Copy out each line exactly as it appears.
## START
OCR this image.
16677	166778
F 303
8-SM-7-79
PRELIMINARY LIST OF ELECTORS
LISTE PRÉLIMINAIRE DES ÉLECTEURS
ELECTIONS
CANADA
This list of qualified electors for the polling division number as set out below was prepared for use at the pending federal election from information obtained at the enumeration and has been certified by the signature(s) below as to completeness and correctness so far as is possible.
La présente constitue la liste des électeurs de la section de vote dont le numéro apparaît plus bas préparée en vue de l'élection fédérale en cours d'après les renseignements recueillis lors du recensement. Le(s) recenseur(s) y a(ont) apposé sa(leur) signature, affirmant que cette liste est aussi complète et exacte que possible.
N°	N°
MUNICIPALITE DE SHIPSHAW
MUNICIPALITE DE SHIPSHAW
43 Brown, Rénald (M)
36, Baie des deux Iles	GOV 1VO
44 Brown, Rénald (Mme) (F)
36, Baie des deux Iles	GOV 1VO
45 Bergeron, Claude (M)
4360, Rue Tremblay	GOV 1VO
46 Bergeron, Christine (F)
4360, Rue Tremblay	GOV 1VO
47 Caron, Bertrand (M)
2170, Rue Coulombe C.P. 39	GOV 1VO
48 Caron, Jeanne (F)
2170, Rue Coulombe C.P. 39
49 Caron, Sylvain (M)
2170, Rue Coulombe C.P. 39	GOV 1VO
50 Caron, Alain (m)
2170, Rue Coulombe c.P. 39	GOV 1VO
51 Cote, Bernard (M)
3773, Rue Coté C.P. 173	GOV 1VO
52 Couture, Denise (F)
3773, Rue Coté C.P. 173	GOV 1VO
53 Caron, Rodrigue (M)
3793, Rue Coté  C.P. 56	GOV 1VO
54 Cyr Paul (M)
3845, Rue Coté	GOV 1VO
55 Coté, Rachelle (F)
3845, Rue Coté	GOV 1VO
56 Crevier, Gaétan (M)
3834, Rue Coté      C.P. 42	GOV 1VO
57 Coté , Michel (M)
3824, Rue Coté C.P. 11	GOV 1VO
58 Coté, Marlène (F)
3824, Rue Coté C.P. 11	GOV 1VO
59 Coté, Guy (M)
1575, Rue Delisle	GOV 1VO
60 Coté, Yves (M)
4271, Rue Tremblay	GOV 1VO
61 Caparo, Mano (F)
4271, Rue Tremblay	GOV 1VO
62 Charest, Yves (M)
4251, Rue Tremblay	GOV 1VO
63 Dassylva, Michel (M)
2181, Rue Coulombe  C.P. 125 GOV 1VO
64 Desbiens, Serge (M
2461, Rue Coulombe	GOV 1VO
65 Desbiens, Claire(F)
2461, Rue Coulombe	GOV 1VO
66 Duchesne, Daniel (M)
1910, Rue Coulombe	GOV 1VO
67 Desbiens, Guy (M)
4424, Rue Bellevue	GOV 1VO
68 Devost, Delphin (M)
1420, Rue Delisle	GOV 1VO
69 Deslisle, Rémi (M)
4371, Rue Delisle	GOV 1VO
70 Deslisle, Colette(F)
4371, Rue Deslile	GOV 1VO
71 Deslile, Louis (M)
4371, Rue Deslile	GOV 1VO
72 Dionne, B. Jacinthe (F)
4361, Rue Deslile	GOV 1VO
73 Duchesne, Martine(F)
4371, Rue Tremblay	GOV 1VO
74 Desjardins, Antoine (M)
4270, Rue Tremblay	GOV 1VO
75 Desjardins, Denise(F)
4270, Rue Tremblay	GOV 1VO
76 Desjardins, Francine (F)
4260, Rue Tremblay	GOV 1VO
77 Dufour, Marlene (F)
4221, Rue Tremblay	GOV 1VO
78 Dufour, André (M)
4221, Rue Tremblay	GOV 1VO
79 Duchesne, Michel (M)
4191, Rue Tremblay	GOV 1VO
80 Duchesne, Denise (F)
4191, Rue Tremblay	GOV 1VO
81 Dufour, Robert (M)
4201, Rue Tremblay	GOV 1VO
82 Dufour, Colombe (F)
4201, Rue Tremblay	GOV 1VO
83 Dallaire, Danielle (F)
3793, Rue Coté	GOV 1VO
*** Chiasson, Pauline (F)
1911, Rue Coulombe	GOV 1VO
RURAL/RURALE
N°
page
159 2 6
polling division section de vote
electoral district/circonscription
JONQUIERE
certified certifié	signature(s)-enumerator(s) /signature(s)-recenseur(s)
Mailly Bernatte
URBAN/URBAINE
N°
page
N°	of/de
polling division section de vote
## END
* [Solution to this exercise]:
OCR this image.
16677	166778
F 303
8-SM-7-79
PRELIMINARY LIST OF ELECTORS
LISTE PRÉLIMINAIRE DES ÉLECTEURS
ELECTIONS
CANADA
This list of qualified electors for the polling division number as set out below was prepared for use at the pending federal election from information obtained at the enumeration and has been certified by the signature(s) below as to completeness and correctness so far as is possible.
La présente constitue la liste des électeurs de la section de vote dont le numéro apparaît plus bas préparée en vue de l'élection fédérale en cours d'après les renseignements recueillis lors du recensement. Le(s) recenseur(s) y a(ont) apposé sa(leur) signature, affirmant que cette liste est aussi complète et exacte que possible.
N°	N°
MUNICIPALITE DE SHIPSHAW
MUNICIPALITE DE SHIPSHAW
43 Brown, Rénald (M)
36, Baie des deux Iles	GOV 1VO
44 Brown, Rénald (Mme) (F)
36, Baie des deux Iles	GOV 1VO
45 Bergeron, Claude (M)
4360, Rue Tremblay	GOV 1VO
46 Bergeron, Christine (F)
4360, Rue Tremblay	GOV 1VO
47 Caron, Bertrand (M)
2170, Rue Coulombe C.P. 39	GOV 1VO
48 Caron, Jeanne (F)
2170, Rue Coulombe C.P. 39
49 Caron, Sylvain (M)
2170, Rue Coulombe C.P. 39	GOV 1VO
50 Caron, Alain (m)
2170, Rue Coulombe c.P. 39	GOV 1VO
51 Cote, Bernard (M)
3773, Rue Coté C.P. 173	GOV 1VO
52 Couture, Denise (F)
3773, Rue Coté C.P. 173	GOV 1VO
53 Caron, Rodrigue (M)
3793, Rue Coté  C.P. 56	GOV 1VO
54 Cyr Paul (M)
3845, Rue Coté	GOV 1VO
55 Coté, Rachelle (F)
3845, Rue Coté	GOV 1VO
56 Crevier, Gaétan (M)
3834, Rue Coté      C.P. 42	GOV 1VO
57 Coté , Michel (M)
3824, Rue Coté C.P. 11	GOV 1VO
58 Coté, Marlène (F)
3824, Rue Coté C.P. 11	GOV 1VO
59 Coté, Guy (M)
1575, Rue Delisle	GOV 1VO
60 Coté, Yves (M)
4271, Rue Tremblay	GOV 1VO
61 Caparo, Mano (F)
4271, Rue Tremblay	GOV 1VO
62 Charest, Yves (M)
4251, Rue Tremblay	GOV 1VO
63 Dassylva, Michel (M)
2181, Rue Coulombe  C.P. 125 GOV 1VO
64 Desbiens, Serge (M
2461, Rue Coulombe	GOV 1VO
65 Desbiens, Claire(F)
2461, Rue Coulombe	GOV 1VO
66 Duchesne, Daniel (M)
1910, Rue Coulombe	GOV 1VO
67 Desbiens, Guy (M)
4424, Rue Bellevue	GOV 1VO
68 Devost, Delphin (M)
1420, Rue Delisle	GOV 1VO
69 Deslisle, Rémi (M)
4371, Rue Delisle	GOV 1VO
70 Deslisle, Colette(F)
4371, Rue Deslile	GOV 1VO
71 Deslile, Louis (M)
4371, Rue Deslile	GOV 1VO
72 Dionne, B. Jacinthe (F)
4361, Rue Deslile	GOV 1VO
73 Duchesne, Martine(F)
4371, Rue Tremblay	GOV 1VO
74 Desjardins, Antoine (M)
4270, Rue Tremblay	GOV 1VO
75 Desjardins, Denise(F)
4270, Rue Tremblay	GOV 1VO
76 Desjardins, Francine (F)
4260, Rue Tremblay	GOV 1VO
77 Dufour, Marlene (F)
4221, Rue Tremblay	GOV 1VO
78 Dufour, André (M)
4221, Rue Tremblay	GOV 1VO
79 Duchesne, Michel (M)
4191, Rue Tremblay	GOV 1VO
80 Duchesne, Denise (F)
4191, Rue Tremblay	GOV 1VO
81 Dufour, Robert (M)
4201, Rue Tremblay	GOV 1VO
82 Dufour, Colombe (F)
4201, Rue Tremblay	GOV 1VO
83 Dallaire, Danielle (F)
3793, Rue Coté	GOV 1VO
*** Chiasson, Pauline (F)
1911, Rue Coulombe	GOV 1VO
RURAL/RURALE
N°
page
159 2 6
polling division section de vote
electoral district/circonscription
JONQUIERE
certified certifié	signature(s)-enumerator(s) /signature(s)-recenseur(s)
Mailly Bernatte
URBAN/URBAINE
N°
page
N°	of/de
polling division section de vote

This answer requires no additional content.